Chart and figure data
┄┄┄┄┄┄┄┄┄┄┄┄┄┄┄┄┄┄┄┄

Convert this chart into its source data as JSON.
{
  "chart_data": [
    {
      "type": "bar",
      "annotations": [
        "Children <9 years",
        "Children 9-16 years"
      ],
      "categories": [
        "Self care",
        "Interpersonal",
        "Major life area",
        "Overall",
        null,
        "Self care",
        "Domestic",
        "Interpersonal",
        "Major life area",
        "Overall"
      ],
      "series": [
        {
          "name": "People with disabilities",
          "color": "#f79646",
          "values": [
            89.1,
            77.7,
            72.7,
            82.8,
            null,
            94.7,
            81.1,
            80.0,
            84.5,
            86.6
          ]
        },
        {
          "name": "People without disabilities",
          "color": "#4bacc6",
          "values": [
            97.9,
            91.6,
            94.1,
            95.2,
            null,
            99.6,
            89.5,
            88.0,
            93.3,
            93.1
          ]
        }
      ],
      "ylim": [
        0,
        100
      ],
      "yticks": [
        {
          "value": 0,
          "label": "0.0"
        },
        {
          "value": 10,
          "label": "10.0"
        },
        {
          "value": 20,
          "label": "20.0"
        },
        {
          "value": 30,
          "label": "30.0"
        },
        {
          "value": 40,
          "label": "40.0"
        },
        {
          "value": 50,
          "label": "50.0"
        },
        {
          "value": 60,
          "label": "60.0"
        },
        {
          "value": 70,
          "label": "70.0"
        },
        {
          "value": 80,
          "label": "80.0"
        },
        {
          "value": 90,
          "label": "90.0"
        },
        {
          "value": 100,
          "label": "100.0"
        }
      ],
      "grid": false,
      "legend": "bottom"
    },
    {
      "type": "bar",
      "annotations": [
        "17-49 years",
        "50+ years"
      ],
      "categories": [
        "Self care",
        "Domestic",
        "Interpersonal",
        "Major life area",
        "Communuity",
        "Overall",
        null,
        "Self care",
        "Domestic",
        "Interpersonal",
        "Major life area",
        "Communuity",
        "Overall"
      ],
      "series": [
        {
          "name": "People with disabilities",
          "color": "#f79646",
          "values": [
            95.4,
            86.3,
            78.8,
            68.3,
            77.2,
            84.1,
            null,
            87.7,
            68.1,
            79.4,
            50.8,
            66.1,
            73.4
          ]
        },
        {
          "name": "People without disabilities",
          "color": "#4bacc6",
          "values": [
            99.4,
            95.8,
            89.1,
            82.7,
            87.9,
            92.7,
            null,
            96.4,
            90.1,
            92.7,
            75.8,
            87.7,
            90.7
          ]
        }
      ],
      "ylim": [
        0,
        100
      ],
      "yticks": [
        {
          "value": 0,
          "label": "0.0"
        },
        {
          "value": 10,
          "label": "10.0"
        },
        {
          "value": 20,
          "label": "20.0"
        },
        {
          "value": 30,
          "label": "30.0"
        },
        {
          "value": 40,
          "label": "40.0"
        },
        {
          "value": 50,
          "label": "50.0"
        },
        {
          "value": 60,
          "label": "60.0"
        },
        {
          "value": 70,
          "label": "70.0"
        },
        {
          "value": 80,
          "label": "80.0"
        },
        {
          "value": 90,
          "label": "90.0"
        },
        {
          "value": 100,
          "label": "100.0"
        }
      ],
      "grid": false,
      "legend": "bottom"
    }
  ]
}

┄┄┄┄┄┄┄┄┄┄┄┄┄┄┄┄┄┄┄┄

Your task is to transcribe the listing above in full, exactly as given.

**Solution:**
Convert this chart into its source data as JSON.
{
  "chart_data": [
    {
      "type": "bar",
      "annotations": [
        "Children <9 years",
        "Children 9-16 years"
      ],
      "categories": [
        "Self care",
        "Interpersonal",
        "Major life area",
        "Overall",
        null,
        "Self care",
        "Domestic",
        "Interpersonal",
        "Major life area",
        "Overall"
      ],
      "series": [
        {
          "name": "People with disabilities",
          "color": "#f79646",
          "values": [
            89.1,
            77.7,
            72.7,
            82.8,
            null,
            94.7,
            81.1,
            80.0,
            84.5,
            86.6
          ]
        },
        {
          "name": "People without disabilities",
          "color": "#4bacc6",
          "values": [
            97.9,
            91.6,
            94.1,
            95.2,
            null,
            99.6,
            89.5,
            88.0,
            93.3,
            93.1
          ]
        }
      ],
      "ylim": [
        0,
        100
      ],
      "yticks": [
        {
          "value": 0,
          "label": "0.0"
        },
        {
          "value": 10,
          "label": "10.0"
        },
        {
          "value": 20,
          "label": "20.0"
        },
        {
          "value": 30,
          "label": "30.0"
        },
        {
          "value": 40,
          "label": "40.0"
        },
        {
          "value": 50,
          "label": "50.0"
        },
        {
          "value": 60,
          "label": "60.0"
        },
        {
          "value": 70,
          "label": "70.0"
        },
        {
          "value": 80,
          "label": "80.0"
        },
        {
          "value": 90,
          "label": "90.0"
        },
        {
          "value": 100,
          "label": "100.0"
        }
      ],
      "grid": false,
      "legend": "bottom"
    },
    {
      "type": "bar",
      "annotations": [
        "17-49 years",
        "50+ years"
      ],
      "categories": [
        "Self care",
        "Domestic",
        "Interpersonal",
        "Major life area",
        "Communuity",
        "Overall",
        null,
        "Self care",
        "Domestic",
        "Interpersonal",
        "Major life area",
        "Communuity",
        "Overall"
      ],
      "series": [
        {
          "name": "People with disabilities",
          "color": "#f79646",
          "values": [
            95.4,
            86.3,
            78.8,
            68.3,
            77.2,
            84.1,
            null,
            87.7,
            68.1,
            79.4,
            50.8,
            66.1,
            73.4
          ]
        },
        {
          "name": "People without disabilities",
          "color": "#4bacc6",
          "values": [
            99.4,
            95.8,
            89.1,
            82.7,
            87.9,
            92.7,
            null,
            96.4,
            90.1,
            92.7,
            75.8,
            87.7,
            90.7
          ]
        }
      ],
      "ylim": [
        0,
        100
      ],
      "yticks": [
        {
          "value": 0,
          "label": "0.0"
        },
        {
          "value": 10,
          "label": "10.0"
        },
        {
          "value": 20,
          "label": "20.0"
        },
        {
          "value": 30,
          "label": "30.0"
        },
        {
          "value": 40,
          "label": "40.0"
        },
        {
          "value": 50,
          "label": "50.0"
        },
        {
          "value": 60,
          "label": "60.0"
        },
        {
          "value": 70,
          "label": "70.0"
        },
        {
          "value": 80,
          "label": "80.0"
        },
        {
          "value": 90,
          "label": "90.0"
        },
        {
          "value": 100,
          "label": "100.0"
        }
      ],
      "grid": false,
      "legend": "bottom"
    }
  ]
}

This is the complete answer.